====== DATA IN THIS EXERCISE

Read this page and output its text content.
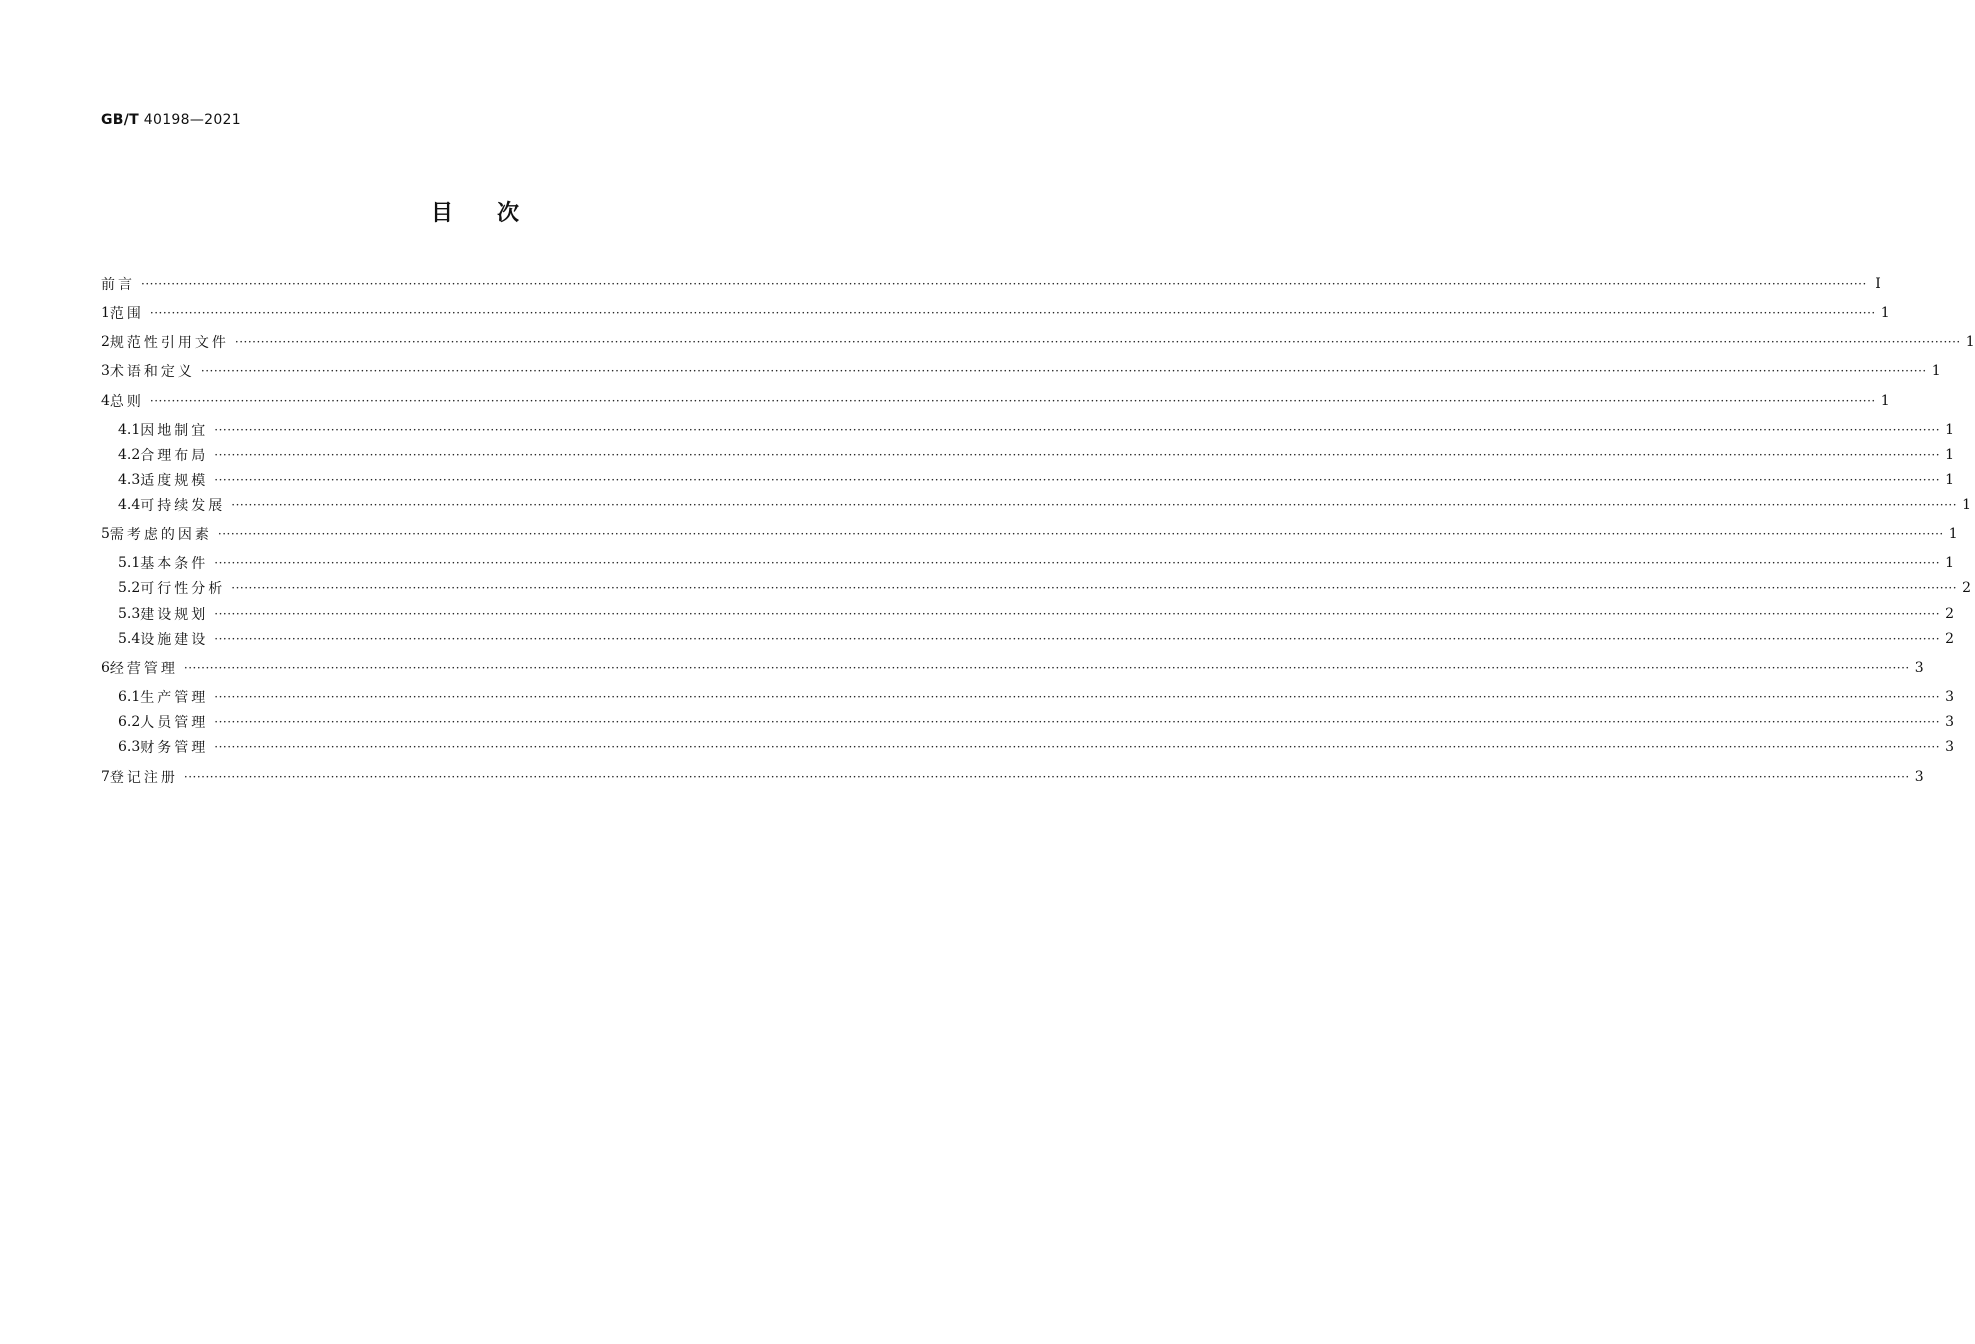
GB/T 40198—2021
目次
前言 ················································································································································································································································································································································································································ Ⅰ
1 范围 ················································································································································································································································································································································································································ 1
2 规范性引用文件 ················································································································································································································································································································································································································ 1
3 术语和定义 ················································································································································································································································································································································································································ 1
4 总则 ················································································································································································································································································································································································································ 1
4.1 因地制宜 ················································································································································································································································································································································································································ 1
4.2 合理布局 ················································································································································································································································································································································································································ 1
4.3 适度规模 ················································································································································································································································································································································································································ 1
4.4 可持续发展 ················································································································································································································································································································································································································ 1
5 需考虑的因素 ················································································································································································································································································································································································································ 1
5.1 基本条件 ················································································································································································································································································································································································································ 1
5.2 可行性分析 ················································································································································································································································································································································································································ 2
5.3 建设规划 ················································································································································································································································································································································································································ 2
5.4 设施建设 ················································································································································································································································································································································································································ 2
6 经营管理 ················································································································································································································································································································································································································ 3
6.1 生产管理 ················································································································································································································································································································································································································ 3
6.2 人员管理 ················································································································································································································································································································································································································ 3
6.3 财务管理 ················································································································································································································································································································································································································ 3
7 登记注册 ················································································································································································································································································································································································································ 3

============

**TASK PROMPT:** Repeat the material above word for word and skip every image in it.

**SOLUTION:**
Read this page and output its text content.
GB/T 40198—2021
目次
前言 ················································································································································································································································································································································································································ Ⅰ
1 范围 ················································································································································································································································································································································································································ 1
2 规范性引用文件 ················································································································································································································································································································································································································ 1
3 术语和定义 ················································································································································································································································································································································································································ 1
4 总则 ················································································································································································································································································································································································································ 1
4.1 因地制宜 ················································································································································································································································································································································································································ 1
4.2 合理布局 ················································································································································································································································································································································································································ 1
4.3 适度规模 ················································································································································································································································································································································································································ 1
4.4 可持续发展 ················································································································································································································································································································································································································ 1
5 需考虑的因素 ················································································································································································································································································································································································································ 1
5.1 基本条件 ················································································································································································································································································································································································································ 1
5.2 可行性分析 ················································································································································································································································································································································································································ 2
5.3 建设规划 ················································································································································································································································································································································································································ 2
5.4 设施建设 ················································································································································································································································································································································································································ 2
6 经营管理 ················································································································································································································································································································································································································ 3
6.1 生产管理 ················································································································································································································································································································································································································ 3
6.2 人员管理 ················································································································································································································································································································································································································ 3
6.3 财务管理 ················································································································································································································································································································································································································ 3
7 登记注册 ················································································································································································································································································································································································································ 3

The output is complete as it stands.